WHAT TO WORK ON - Without including any pictures, write out all the entries exactly.
— Start of RECORDED INFORMATION —
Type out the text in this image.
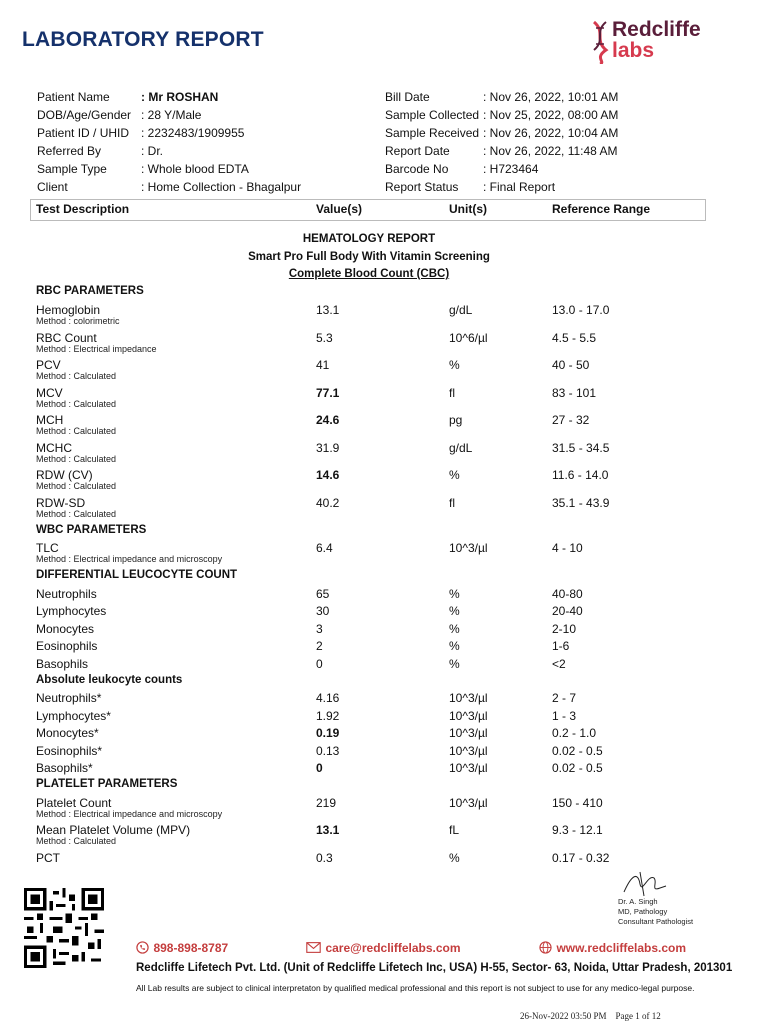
LABORATORY REPORT	Redcliffe
labs
Patient Name	: Mr ROSHAN
DOB/Age/Gender : 28 Y/Male
Patient ID / UHID : 2232483/1909955
Referred By	: Dr.
Sample Type	: Whole blood EDTA
Client	: Home Collection - Bhagalpur
Bill Date	: Nov 26, 2022, 10:01 AM
Sample Collected : Nov 25, 2022, 08:00 AM
Sample Received : Nov 26, 2022, 10:04 AM
Report Date	: Nov 26, 2022, 11:48 AM
Barcode No	: H723464
Report Status : Final Report
Test Description	Value(s)	Unit(s)	Reference Range
HEMATOLOGY REPORT
Smart Pro Full Body With Vitamin Screening
Complete Blood Count (CBC)
RBC PARAMETERS
WBC PARAMETERS
DIFFERENTIAL LEUCOCYTE COUNT
Absolute leukocyte counts
PLATELET PARAMETERS
Hemoglobin
Method : colorimetric
13.1	g/dL	13.0 - 17.0
RBC Count
Method : Electrical impedance
5.3	10^6/µl	4.5 - 5.5
PCV
Method : Calculated
41	%	40 - 50
MCV
Method : Calculated
77.1	fl	83 - 101
MCH
Method : Calculated
24.6	pg	27 - 32
MCHC
Method : Calculated
31.9	g/dL	31.5 - 34.5
RDW (CV)
Method : Calculated
14.6	%	11.6 - 14.0
RDW-SD
Method : Calculated
40.2	fl	35.1 - 43.9
TLC
Method : Electrical impedance and microscopy
6.4	10^3/µl	4 - 10
Neutrophils	65	%	40-80
Lymphocytes	30	%	20-40
Monocytes	3	%	2-10
Eosinophils	2	%	1-6
Basophils	0	%	<2
Neutrophils*	4.16	10^3/µl	2 - 7
Lymphocytes*	1.92	10^3/µl	1 - 3
Monocytes*	0.19	10^3/µl	0.2 - 1.0
Eosinophils*	0.13	10^3/µl	0.02 - 0.5
Basophils*	0	10^3/µl	0.02 - 0.5
Platelet Count
Method : Electrical impedance and microscopy
219	10^3/µl	150 - 410
Mean Platelet Volume (MPV)
Method : Calculated
13.1	fL	9.3 - 12.1
PCT	0.3	%	0.17 - 0.32
Dr. A. Singh
MD, Pathology
Consultant Pathologist
898-898-8787	care@redcliffelabs.com	www.redcliffelabs.com
Redcliffe Lifetech Pvt. Ltd. (Unit of Redcliffe Lifetech Inc, USA) H-55, Sector- 63, Noida, Uttar Pradesh, 201301
All Lab results are subject to clinical interpretaton by qualified medical professional and this report is not subject to use for any medico-legal purpose.
26-Nov-2022 03:50 PM Page 1 of 12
— End of RECORDED INFORMATION —
FULL OUTPUT -
Type out the text in this image.
LABORATORY REPORT	Redcliffe
labs
Patient Name	: Mr ROSHAN
DOB/Age/Gender : 28 Y/Male
Patient ID / UHID : 2232483/1909955
Referred By	: Dr.
Sample Type	: Whole blood EDTA
Client	: Home Collection - Bhagalpur
Bill Date	: Nov 26, 2022, 10:01 AM
Sample Collected : Nov 25, 2022, 08:00 AM
Sample Received : Nov 26, 2022, 10:04 AM
Report Date	: Nov 26, 2022, 11:48 AM
Barcode No	: H723464
Report Status : Final Report
Test Description	Value(s)	Unit(s)	Reference Range
HEMATOLOGY REPORT
Smart Pro Full Body With Vitamin Screening
Complete Blood Count (CBC)
RBC PARAMETERS
WBC PARAMETERS
DIFFERENTIAL LEUCOCYTE COUNT
Absolute leukocyte counts
PLATELET PARAMETERS
Hemoglobin
Method : colorimetric
13.1	g/dL	13.0 - 17.0
RBC Count
Method : Electrical impedance
5.3	10^6/µl	4.5 - 5.5
PCV
Method : Calculated
41	%	40 - 50
MCV
Method : Calculated
77.1	fl	83 - 101
MCH
Method : Calculated
24.6	pg	27 - 32
MCHC
Method : Calculated
31.9	g/dL	31.5 - 34.5
RDW (CV)
Method : Calculated
14.6	%	11.6 - 14.0
RDW-SD
Method : Calculated
40.2	fl	35.1 - 43.9
TLC
Method : Electrical impedance and microscopy
6.4	10^3/µl	4 - 10
Neutrophils	65	%	40-80
Lymphocytes	30	%	20-40
Monocytes	3	%	2-10
Eosinophils	2	%	1-6
Basophils	0	%	<2
Neutrophils*	4.16	10^3/µl	2 - 7
Lymphocytes*	1.92	10^3/µl	1 - 3
Monocytes*	0.19	10^3/µl	0.2 - 1.0
Eosinophils*	0.13	10^3/µl	0.02 - 0.5
Basophils*	0	10^3/µl	0.02 - 0.5
Platelet Count
Method : Electrical impedance and microscopy
219	10^3/µl	150 - 410
Mean Platelet Volume (MPV)
Method : Calculated
13.1	fL	9.3 - 12.1
PCT	0.3	%	0.17 - 0.32
Dr. A. Singh
MD, Pathology
Consultant Pathologist
898-898-8787	care@redcliffelabs.com	www.redcliffelabs.com
Redcliffe Lifetech Pvt. Ltd. (Unit of Redcliffe Lifetech Inc, USA) H-55, Sector- 63, Noida, Uttar Pradesh, 201301
All Lab results are subject to clinical interpretaton by qualified medical professional and this report is not subject to use for any medico-legal purpose.
26-Nov-2022 03:50 PM Page 1 of 12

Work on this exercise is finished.